Extract the full set of records, then give each one again exactly.
##############################
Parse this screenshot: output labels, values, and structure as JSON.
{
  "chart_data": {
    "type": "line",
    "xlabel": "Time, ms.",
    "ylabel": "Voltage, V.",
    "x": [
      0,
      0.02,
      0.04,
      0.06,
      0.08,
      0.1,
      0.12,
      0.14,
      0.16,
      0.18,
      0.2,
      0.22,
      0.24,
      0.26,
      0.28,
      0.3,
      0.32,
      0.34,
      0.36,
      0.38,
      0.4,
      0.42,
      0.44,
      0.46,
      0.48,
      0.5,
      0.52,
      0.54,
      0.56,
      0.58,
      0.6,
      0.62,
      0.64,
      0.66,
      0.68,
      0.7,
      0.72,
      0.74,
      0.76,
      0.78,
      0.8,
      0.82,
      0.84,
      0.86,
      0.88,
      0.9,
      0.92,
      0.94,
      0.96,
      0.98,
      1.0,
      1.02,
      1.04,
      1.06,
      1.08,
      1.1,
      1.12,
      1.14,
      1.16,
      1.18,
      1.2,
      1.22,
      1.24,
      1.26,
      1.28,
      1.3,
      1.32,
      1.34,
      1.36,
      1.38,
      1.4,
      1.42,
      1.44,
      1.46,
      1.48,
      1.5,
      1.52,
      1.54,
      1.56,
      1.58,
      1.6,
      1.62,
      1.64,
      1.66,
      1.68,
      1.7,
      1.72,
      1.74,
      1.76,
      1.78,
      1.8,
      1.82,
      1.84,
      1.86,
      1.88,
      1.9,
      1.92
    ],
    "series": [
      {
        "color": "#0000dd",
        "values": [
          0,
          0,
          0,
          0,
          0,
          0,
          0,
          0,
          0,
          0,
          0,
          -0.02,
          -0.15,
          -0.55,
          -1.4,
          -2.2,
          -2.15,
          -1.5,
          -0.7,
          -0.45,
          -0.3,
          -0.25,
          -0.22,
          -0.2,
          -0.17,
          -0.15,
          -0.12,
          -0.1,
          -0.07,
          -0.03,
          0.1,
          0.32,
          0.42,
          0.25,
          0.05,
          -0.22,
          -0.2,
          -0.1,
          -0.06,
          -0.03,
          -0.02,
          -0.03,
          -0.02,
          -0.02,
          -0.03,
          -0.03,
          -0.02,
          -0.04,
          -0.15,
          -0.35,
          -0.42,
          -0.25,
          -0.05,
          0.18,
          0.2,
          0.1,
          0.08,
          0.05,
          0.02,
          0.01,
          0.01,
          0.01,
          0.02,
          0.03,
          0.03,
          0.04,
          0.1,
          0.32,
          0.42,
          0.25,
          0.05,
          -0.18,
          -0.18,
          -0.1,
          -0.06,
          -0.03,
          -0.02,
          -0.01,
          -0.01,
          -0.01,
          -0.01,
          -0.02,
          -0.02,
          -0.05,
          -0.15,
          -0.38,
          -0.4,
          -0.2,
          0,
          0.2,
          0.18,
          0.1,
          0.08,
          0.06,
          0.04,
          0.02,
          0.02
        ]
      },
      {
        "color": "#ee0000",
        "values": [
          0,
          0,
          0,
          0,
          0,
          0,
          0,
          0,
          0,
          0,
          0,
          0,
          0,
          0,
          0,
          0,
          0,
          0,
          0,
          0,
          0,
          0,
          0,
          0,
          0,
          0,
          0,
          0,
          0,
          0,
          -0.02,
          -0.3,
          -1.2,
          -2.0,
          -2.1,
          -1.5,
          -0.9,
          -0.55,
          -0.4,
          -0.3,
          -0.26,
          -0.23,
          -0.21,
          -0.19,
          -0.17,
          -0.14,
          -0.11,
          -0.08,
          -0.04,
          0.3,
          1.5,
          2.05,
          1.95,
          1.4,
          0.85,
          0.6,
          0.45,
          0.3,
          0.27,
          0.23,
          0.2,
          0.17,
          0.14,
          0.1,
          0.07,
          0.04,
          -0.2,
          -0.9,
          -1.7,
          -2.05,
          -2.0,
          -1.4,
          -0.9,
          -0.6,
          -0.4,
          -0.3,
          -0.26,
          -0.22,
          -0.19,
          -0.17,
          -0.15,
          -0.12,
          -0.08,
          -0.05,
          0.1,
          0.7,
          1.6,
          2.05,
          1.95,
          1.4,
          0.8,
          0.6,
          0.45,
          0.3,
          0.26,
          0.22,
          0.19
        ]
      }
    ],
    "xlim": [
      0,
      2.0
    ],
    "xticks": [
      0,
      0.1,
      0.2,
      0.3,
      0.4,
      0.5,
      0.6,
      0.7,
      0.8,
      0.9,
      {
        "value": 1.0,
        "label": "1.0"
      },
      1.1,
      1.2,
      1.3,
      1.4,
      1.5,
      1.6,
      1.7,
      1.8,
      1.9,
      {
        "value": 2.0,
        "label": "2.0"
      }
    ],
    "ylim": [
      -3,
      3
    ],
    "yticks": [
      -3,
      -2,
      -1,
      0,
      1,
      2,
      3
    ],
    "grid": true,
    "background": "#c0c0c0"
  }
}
##############################
*Answer to the exercise*
Parse this screenshot: output labels, values, and structure as JSON.
{
  "chart_data": {
    "type": "line",
    "xlabel": "Time, ms.",
    "ylabel": "Voltage, V.",
    "x": [
      0,
      0.02,
      0.04,
      0.06,
      0.08,
      0.1,
      0.12,
      0.14,
      0.16,
      0.18,
      0.2,
      0.22,
      0.24,
      0.26,
      0.28,
      0.3,
      0.32,
      0.34,
      0.36,
      0.38,
      0.4,
      0.42,
      0.44,
      0.46,
      0.48,
      0.5,
      0.52,
      0.54,
      0.56,
      0.58,
      0.6,
      0.62,
      0.64,
      0.66,
      0.68,
      0.7,
      0.72,
      0.74,
      0.76,
      0.78,
      0.8,
      0.82,
      0.84,
      0.86,
      0.88,
      0.9,
      0.92,
      0.94,
      0.96,
      0.98,
      1.0,
      1.02,
      1.04,
      1.06,
      1.08,
      1.1,
      1.12,
      1.14,
      1.16,
      1.18,
      1.2,
      1.22,
      1.24,
      1.26,
      1.28,
      1.3,
      1.32,
      1.34,
      1.36,
      1.38,
      1.4,
      1.42,
      1.44,
      1.46,
      1.48,
      1.5,
      1.52,
      1.54,
      1.56,
      1.58,
      1.6,
      1.62,
      1.64,
      1.66,
      1.68,
      1.7,
      1.72,
      1.74,
      1.76,
      1.78,
      1.8,
      1.82,
      1.84,
      1.86,
      1.88,
      1.9,
      1.92
    ],
    "series": [
      {
        "color": "#0000dd",
        "values": [
          0,
          0,
          0,
          0,
          0,
          0,
          0,
          0,
          0,
          0,
          0,
          -0.02,
          -0.15,
          -0.55,
          -1.4,
          -2.2,
          -2.15,
          -1.5,
          -0.7,
          -0.45,
          -0.3,
          -0.25,
          -0.22,
          -0.2,
          -0.17,
          -0.15,
          -0.12,
          -0.1,
          -0.07,
          -0.03,
          0.1,
          0.32,
          0.42,
          0.25,
          0.05,
          -0.22,
          -0.2,
          -0.1,
          -0.06,
          -0.03,
          -0.02,
          -0.03,
          -0.02,
          -0.02,
          -0.03,
          -0.03,
          -0.02,
          -0.04,
          -0.15,
          -0.35,
          -0.42,
          -0.25,
          -0.05,
          0.18,
          0.2,
          0.1,
          0.08,
          0.05,
          0.02,
          0.01,
          0.01,
          0.01,
          0.02,
          0.03,
          0.03,
          0.04,
          0.1,
          0.32,
          0.42,
          0.25,
          0.05,
          -0.18,
          -0.18,
          -0.1,
          -0.06,
          -0.03,
          -0.02,
          -0.01,
          -0.01,
          -0.01,
          -0.01,
          -0.02,
          -0.02,
          -0.05,
          -0.15,
          -0.38,
          -0.4,
          -0.2,
          0,
          0.2,
          0.18,
          0.1,
          0.08,
          0.06,
          0.04,
          0.02,
          0.02
        ]
      },
      {
        "color": "#ee0000",
        "values": [
          0,
          0,
          0,
          0,
          0,
          0,
          0,
          0,
          0,
          0,
          0,
          0,
          0,
          0,
          0,
          0,
          0,
          0,
          0,
          0,
          0,
          0,
          0,
          0,
          0,
          0,
          0,
          0,
          0,
          0,
          -0.02,
          -0.3,
          -1.2,
          -2.0,
          -2.1,
          -1.5,
          -0.9,
          -0.55,
          -0.4,
          -0.3,
          -0.26,
          -0.23,
          -0.21,
          -0.19,
          -0.17,
          -0.14,
          -0.11,
          -0.08,
          -0.04,
          0.3,
          1.5,
          2.05,
          1.95,
          1.4,
          0.85,
          0.6,
          0.45,
          0.3,
          0.27,
          0.23,
          0.2,
          0.17,
          0.14,
          0.1,
          0.07,
          0.04,
          -0.2,
          -0.9,
          -1.7,
          -2.05,
          -2.0,
          -1.4,
          -0.9,
          -0.6,
          -0.4,
          -0.3,
          -0.26,
          -0.22,
          -0.19,
          -0.17,
          -0.15,
          -0.12,
          -0.08,
          -0.05,
          0.1,
          0.7,
          1.6,
          2.05,
          1.95,
          1.4,
          0.8,
          0.6,
          0.45,
          0.3,
          0.26,
          0.22,
          0.19
        ]
      }
    ],
    "xlim": [
      0,
      2.0
    ],
    "xticks": [
      0,
      0.1,
      0.2,
      0.3,
      0.4,
      0.5,
      0.6,
      0.7,
      0.8,
      0.9,
      {
        "value": 1.0,
        "label": "1.0"
      },
      1.1,
      1.2,
      1.3,
      1.4,
      1.5,
      1.6,
      1.7,
      1.8,
      1.9,
      {
        "value": 2.0,
        "label": "2.0"
      }
    ],
    "ylim": [
      -3,
      3
    ],
    "yticks": [
      -3,
      -2,
      -1,
      0,
      1,
      2,
      3
    ],
    "grid": true,
    "background": "#c0c0c0"
  }
}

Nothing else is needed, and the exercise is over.